STATED TASK:
What is the default timeout for GroundTruthAwaitApprovalTool according to the CrewAI integration page?
== SOURCE EXCERPT ==
CrewAI
Add a safety layer to your CrewAI agents. Every external action your crew takes — sending emails, replying to tickets, issuing refunds — is verified against your knowledge base and evaluated by your policies before it reaches the outside world.
How the integration works
- Install the
groundtruth-aipackage from PyPI. - Add GroundTruthExecuteTool, GroundTruthAwaitApprovalTool, and/or GroundTruthVerifyTool to your agents.
- Your agents call the tool before any external action. GroundTruth returns approved, blocked, or escalated.
Try it live
Run a real CrewAI agent, edit its response, and see GroundTruth approve, block, or escalate — all in the browser.
Installation
pip install groundtruth-ai[crewai]Set your API key as an environment variable:
export GROUNDTRUTH_API_KEY="hg_sk_your_api_key"Tools Reference
GroundTruthExecuteTool
Routes any external action through GroundTruth's safety layer. Verifies content against your knowledge base and evaluates your policies.
| Config | Description |
|---|---|
| api_key | API key. Falls back to GROUNDTRUTH_API_KEY env var. |
| agent_name | Identifies this agent in the execution log. |
| user_id | Who the agent acts on behalf of. |
| base_url | Defaults to https://app.groundtruth.dev. |
Agent provides: action, params (JSON string), content (optional), channel (optional).
GroundTruthVerifyTool
Fact-checks AI-generated text against your knowledge base. Returns a risk score, supported/unsupported claims, and a safe rewrite if issues are found.
| Config | Description |
|---|---|
| api_key | API key. Falls back to GROUNDTRUTH_API_KEY env var. |
| base_url | Defaults to https://app.groundtruth.dev. |
Agent provides: answer (text to verify), question (optional, improves accuracy).
GroundTruthAwaitApprovalTool
Waits for a human to approve or reject an escalated action. Use this after GroundTruthExecuteTool returns an ESCALATED decision. The tool polls with exponential backoff (2s → 30s cap), reusing the same HTTP connection across polls to avoid exhausting connections during long reviews. Default timeout is 1 hour.
===
== MATERIAL SHOWN ==
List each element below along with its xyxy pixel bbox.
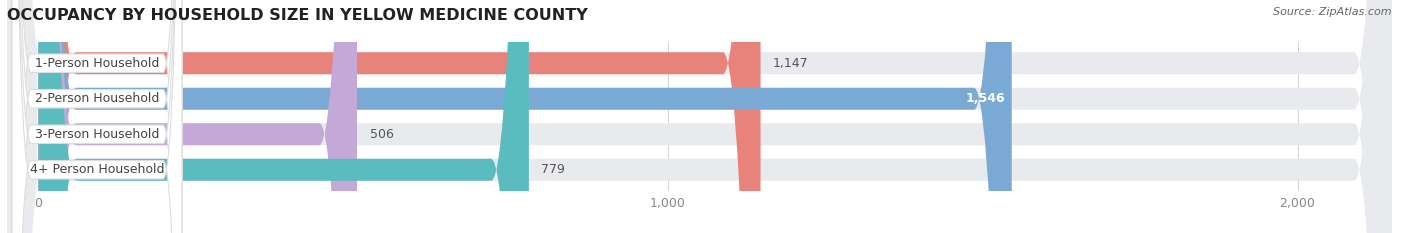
Text: 506: 506 xyxy=(370,128,394,141)
FancyBboxPatch shape xyxy=(13,0,181,233)
Text: OCCUPANCY BY HOUSEHOLD SIZE IN YELLOW MEDICINE COUNTY: OCCUPANCY BY HOUSEHOLD SIZE IN YELLOW ME… xyxy=(7,7,588,23)
Text: 3-Person Household: 3-Person Household xyxy=(35,128,159,141)
FancyBboxPatch shape xyxy=(38,0,1012,233)
FancyBboxPatch shape xyxy=(7,0,1392,233)
FancyBboxPatch shape xyxy=(7,0,1392,233)
Text: Source: ZipAtlas.com: Source: ZipAtlas.com xyxy=(1274,7,1392,17)
FancyBboxPatch shape xyxy=(38,0,529,233)
Text: 1,147: 1,147 xyxy=(773,57,808,70)
FancyBboxPatch shape xyxy=(7,0,1392,233)
FancyBboxPatch shape xyxy=(7,0,1392,233)
Text: 779: 779 xyxy=(541,163,565,176)
FancyBboxPatch shape xyxy=(13,0,181,233)
FancyBboxPatch shape xyxy=(13,0,181,233)
Text: 2-Person Household: 2-Person Household xyxy=(35,92,159,105)
FancyBboxPatch shape xyxy=(38,0,357,233)
FancyBboxPatch shape xyxy=(13,0,181,233)
FancyBboxPatch shape xyxy=(38,0,761,233)
Text: 1-Person Household: 1-Person Household xyxy=(35,57,159,70)
Text: 1,546: 1,546 xyxy=(966,92,1005,105)
Text: 4+ Person Household: 4+ Person Household xyxy=(30,163,165,176)
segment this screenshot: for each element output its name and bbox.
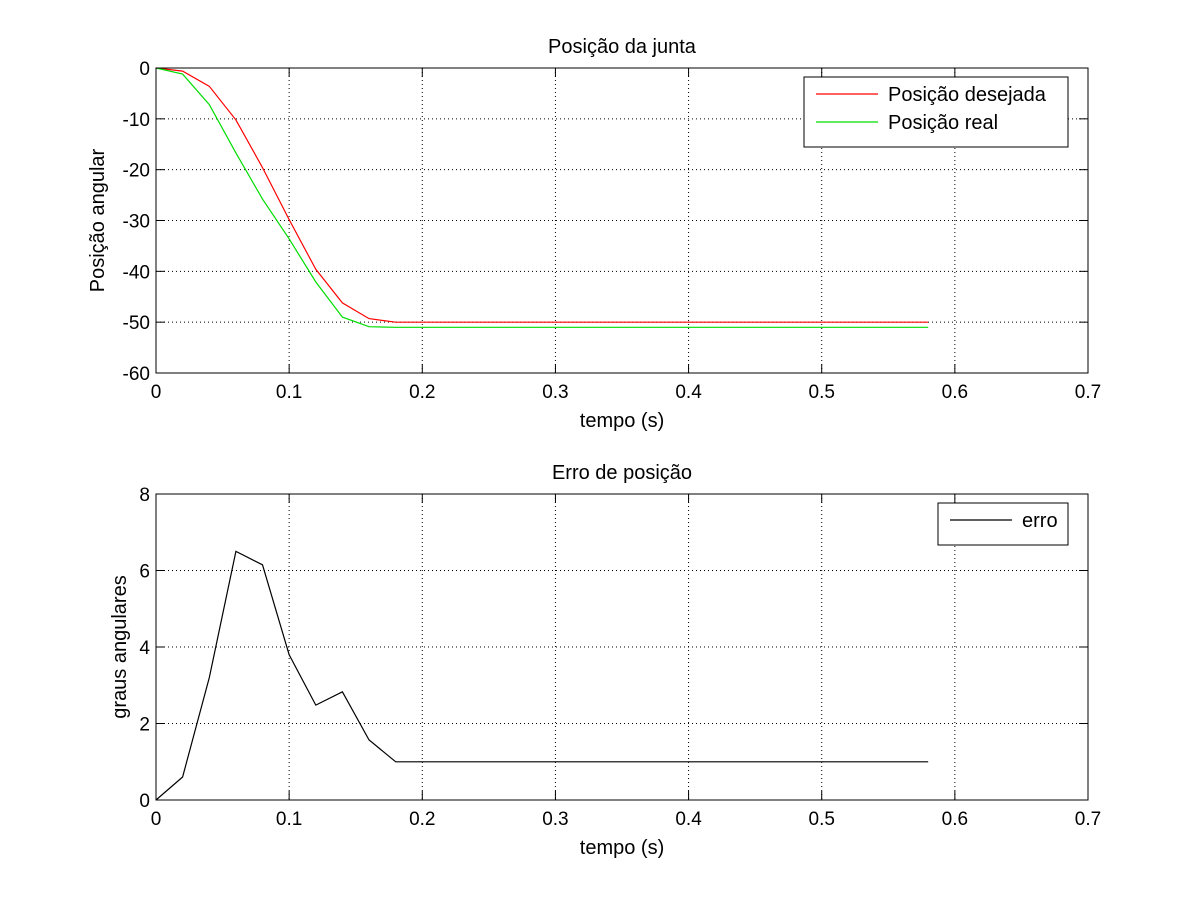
y-tick-label: -10 (123, 110, 150, 131)
x-tick-label: 0 (151, 809, 162, 830)
legend-label-1: erro (1022, 510, 1058, 532)
series-line-2 (155, 67, 929, 328)
axes-frame (155, 493, 1089, 801)
y-tick-label: 4 (139, 638, 150, 659)
x-tick-label: 0.3 (542, 809, 568, 830)
x-tick-label: 0.6 (942, 809, 968, 830)
x-tick-label: 0.1 (276, 382, 302, 403)
x-tick-label: 0 (151, 382, 162, 403)
x-tick-label: 0.3 (542, 382, 568, 403)
y-tick-label: 2 (139, 715, 150, 736)
x-axis-label: tempo (s) (580, 837, 664, 859)
x-tick-label: 0.7 (1075, 809, 1101, 830)
x-tick-label: 0.2 (409, 809, 435, 830)
series-line-1 (155, 67, 929, 323)
x-tick-label: 0.6 (942, 382, 968, 403)
chart-1: 0 0.1 0.2 0.3 0.4 0.5 0.6 0.7 0 -10 -20 -30 -40 -50 -6… (87, 36, 1101, 432)
y-tick-label: 0 (139, 59, 150, 80)
x-tick-label: 0.1 (276, 809, 302, 830)
legend-box (937, 502, 1069, 546)
chart-title: Erro de posição (552, 462, 692, 484)
y-tick-label: -40 (123, 262, 150, 283)
legend-box (803, 76, 1069, 148)
x-tick-label: 0.4 (675, 809, 702, 830)
series-line-1 (155, 550, 929, 801)
x-tick-label: 0.4 (675, 382, 702, 403)
x-tick-label: 0.5 (809, 809, 835, 830)
chart-title: Posição da junta (548, 36, 697, 58)
legend-label-1: Posição desejada (888, 84, 1047, 106)
y-axis-label: graus angulares (109, 575, 131, 718)
y-tick-label: 6 (139, 562, 150, 583)
chart-2: 0 0.1 0.2 0.3 0.4 0.5 0.6 0.7 0 2 4 6 8 Erro de posiç… (109, 462, 1101, 859)
x-tick-label: 0.5 (809, 382, 835, 403)
y-tick-label: -20 (123, 161, 150, 182)
x-tick-label: 0.7 (1075, 382, 1101, 403)
y-tick-label: -30 (123, 212, 150, 233)
x-axis-label: tempo (s) (580, 410, 664, 432)
y-tick-label: -60 (123, 364, 150, 385)
axes-frame (155, 67, 1089, 374)
legend: Posição desejada Posição real (803, 76, 1069, 148)
legend-label-2: Posição real (888, 112, 998, 134)
y-axis-label: Posição angular (87, 148, 109, 292)
y-tick-label: -50 (123, 313, 150, 334)
y-tick-label: 0 (139, 791, 150, 812)
x-tick-label: 0.2 (409, 382, 435, 403)
legend: erro (937, 502, 1069, 546)
y-tick-label: 8 (139, 485, 150, 506)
===
SOLUTION TO THIS TASK:
1 hour.